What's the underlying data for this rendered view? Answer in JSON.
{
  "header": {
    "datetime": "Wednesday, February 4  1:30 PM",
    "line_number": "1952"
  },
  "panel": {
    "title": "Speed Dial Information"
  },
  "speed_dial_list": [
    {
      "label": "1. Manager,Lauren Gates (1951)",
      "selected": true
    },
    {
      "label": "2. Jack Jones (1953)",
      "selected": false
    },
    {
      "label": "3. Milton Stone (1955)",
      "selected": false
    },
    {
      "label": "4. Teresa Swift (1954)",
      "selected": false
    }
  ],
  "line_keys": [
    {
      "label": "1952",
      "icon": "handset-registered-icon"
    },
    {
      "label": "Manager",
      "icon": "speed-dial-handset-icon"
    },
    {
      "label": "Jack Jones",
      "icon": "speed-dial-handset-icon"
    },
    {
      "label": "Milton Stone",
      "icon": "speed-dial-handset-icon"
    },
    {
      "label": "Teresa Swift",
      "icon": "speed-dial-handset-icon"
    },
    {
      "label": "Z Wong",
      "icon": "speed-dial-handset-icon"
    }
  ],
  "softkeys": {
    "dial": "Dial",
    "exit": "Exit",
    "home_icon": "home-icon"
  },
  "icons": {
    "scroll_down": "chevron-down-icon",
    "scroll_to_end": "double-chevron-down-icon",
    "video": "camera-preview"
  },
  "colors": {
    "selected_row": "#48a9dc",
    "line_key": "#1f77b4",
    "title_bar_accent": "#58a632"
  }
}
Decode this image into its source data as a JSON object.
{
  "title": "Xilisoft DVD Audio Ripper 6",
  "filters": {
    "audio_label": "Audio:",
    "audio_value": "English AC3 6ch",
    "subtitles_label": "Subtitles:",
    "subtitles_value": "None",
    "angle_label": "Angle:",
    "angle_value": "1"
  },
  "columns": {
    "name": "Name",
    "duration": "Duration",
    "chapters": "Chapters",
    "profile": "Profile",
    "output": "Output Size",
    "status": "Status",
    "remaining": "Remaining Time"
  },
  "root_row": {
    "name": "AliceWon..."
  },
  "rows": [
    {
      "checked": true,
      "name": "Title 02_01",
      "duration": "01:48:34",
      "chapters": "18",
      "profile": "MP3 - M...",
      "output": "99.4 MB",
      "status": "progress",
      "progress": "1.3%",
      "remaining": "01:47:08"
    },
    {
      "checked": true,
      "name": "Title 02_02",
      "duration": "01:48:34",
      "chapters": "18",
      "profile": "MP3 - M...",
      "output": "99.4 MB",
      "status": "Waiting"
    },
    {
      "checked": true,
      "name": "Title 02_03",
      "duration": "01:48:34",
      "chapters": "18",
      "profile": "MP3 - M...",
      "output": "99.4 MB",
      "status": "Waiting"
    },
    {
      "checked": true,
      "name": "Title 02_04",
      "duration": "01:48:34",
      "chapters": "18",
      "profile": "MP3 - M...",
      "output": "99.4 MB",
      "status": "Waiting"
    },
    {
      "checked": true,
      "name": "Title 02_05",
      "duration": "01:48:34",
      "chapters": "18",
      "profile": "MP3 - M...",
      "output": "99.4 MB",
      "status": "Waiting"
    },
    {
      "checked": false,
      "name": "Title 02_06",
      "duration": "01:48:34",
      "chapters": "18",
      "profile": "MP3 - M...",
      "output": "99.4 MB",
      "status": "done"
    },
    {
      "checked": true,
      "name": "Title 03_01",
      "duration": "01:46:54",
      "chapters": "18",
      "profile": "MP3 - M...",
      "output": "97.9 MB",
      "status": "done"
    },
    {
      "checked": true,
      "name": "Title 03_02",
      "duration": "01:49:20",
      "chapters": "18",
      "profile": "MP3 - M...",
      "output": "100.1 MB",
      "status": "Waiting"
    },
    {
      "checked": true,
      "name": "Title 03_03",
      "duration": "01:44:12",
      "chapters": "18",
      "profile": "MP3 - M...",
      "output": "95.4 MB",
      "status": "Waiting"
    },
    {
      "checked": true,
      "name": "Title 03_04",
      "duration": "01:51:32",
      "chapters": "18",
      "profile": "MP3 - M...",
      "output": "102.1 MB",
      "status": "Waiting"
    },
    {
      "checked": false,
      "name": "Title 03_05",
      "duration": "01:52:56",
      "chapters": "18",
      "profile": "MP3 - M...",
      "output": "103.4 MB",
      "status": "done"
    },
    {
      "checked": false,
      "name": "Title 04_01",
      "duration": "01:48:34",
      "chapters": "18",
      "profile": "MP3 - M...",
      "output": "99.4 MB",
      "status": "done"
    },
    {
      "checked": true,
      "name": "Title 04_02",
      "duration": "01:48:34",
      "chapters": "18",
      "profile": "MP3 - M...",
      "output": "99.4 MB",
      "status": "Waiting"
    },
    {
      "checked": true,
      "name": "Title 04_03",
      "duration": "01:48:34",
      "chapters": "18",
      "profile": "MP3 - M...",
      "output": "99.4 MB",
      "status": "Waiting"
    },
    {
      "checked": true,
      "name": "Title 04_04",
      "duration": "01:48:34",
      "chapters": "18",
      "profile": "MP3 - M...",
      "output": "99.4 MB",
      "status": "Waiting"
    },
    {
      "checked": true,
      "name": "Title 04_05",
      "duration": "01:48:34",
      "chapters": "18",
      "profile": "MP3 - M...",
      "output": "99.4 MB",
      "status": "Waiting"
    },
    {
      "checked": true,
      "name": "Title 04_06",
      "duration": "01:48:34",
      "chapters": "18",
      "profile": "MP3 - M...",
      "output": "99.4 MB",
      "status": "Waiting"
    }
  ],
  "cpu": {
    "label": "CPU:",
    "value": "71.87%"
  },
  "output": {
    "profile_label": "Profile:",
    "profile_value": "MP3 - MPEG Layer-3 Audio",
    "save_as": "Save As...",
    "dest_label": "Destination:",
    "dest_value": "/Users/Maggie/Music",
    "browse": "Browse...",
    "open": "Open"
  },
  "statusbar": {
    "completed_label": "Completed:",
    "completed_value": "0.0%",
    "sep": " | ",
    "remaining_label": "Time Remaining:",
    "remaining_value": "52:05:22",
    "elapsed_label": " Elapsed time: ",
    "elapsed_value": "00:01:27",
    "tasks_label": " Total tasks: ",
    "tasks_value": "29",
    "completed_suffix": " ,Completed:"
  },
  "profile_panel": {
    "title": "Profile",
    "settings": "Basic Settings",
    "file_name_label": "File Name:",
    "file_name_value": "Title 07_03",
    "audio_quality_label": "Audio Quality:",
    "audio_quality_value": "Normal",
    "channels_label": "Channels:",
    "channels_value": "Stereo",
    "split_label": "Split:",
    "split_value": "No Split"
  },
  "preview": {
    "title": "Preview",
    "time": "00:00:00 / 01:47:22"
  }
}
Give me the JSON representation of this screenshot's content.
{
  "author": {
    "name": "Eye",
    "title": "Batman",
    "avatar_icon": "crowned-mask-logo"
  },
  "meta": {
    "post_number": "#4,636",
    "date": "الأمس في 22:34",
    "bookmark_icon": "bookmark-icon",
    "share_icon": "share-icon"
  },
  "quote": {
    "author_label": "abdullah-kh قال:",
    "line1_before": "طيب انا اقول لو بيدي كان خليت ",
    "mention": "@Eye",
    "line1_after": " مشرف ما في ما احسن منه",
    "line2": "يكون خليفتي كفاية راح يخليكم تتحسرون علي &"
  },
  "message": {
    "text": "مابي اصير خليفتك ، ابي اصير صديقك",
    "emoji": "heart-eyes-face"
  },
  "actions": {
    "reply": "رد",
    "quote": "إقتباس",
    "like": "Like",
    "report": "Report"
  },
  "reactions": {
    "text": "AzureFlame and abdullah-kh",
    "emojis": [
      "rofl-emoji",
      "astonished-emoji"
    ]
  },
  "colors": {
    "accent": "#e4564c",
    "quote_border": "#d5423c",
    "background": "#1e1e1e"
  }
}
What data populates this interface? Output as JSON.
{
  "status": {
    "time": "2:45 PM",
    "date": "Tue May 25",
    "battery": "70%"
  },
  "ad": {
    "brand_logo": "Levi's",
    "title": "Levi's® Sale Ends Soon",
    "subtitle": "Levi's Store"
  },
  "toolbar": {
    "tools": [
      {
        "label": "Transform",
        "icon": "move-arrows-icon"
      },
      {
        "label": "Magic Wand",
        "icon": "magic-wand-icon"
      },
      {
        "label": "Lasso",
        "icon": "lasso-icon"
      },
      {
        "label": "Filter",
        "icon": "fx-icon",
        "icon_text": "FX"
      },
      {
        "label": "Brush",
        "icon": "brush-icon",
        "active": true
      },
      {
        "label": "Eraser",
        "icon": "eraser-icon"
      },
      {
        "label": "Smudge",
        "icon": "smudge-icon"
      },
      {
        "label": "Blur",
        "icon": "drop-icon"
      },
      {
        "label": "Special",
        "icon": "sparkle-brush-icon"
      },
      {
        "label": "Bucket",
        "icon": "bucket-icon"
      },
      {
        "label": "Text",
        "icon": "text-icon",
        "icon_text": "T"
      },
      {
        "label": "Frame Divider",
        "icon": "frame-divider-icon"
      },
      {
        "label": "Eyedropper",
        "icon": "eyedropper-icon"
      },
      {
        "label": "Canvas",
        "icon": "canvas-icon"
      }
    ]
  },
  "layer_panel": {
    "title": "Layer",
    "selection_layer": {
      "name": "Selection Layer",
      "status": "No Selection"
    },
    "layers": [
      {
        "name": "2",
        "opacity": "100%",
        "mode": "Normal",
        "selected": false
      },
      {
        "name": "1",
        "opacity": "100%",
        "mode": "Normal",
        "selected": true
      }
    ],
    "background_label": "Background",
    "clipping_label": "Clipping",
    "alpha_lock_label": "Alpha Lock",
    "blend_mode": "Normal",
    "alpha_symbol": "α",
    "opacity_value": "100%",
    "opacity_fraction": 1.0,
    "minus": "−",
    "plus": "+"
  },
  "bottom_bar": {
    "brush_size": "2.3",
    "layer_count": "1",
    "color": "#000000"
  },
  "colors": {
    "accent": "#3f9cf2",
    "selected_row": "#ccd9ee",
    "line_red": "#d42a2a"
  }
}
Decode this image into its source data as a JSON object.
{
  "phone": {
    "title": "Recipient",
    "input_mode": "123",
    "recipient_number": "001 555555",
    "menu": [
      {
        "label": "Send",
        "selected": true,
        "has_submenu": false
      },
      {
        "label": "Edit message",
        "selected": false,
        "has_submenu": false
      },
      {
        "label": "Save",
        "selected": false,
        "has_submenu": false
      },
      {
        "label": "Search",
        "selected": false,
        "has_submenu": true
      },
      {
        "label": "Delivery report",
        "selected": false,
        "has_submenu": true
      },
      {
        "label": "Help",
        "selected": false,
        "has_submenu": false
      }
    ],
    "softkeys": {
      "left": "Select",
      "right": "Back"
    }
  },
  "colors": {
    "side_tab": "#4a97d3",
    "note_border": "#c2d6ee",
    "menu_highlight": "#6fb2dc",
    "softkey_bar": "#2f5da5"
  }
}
+-------+
** PROBLEM DETAILS **
Filter the listing above for the string "report" and copy every matching line.

** CORRECT RESPONSE **
    "report": "Report"
        "label": "Delivery report",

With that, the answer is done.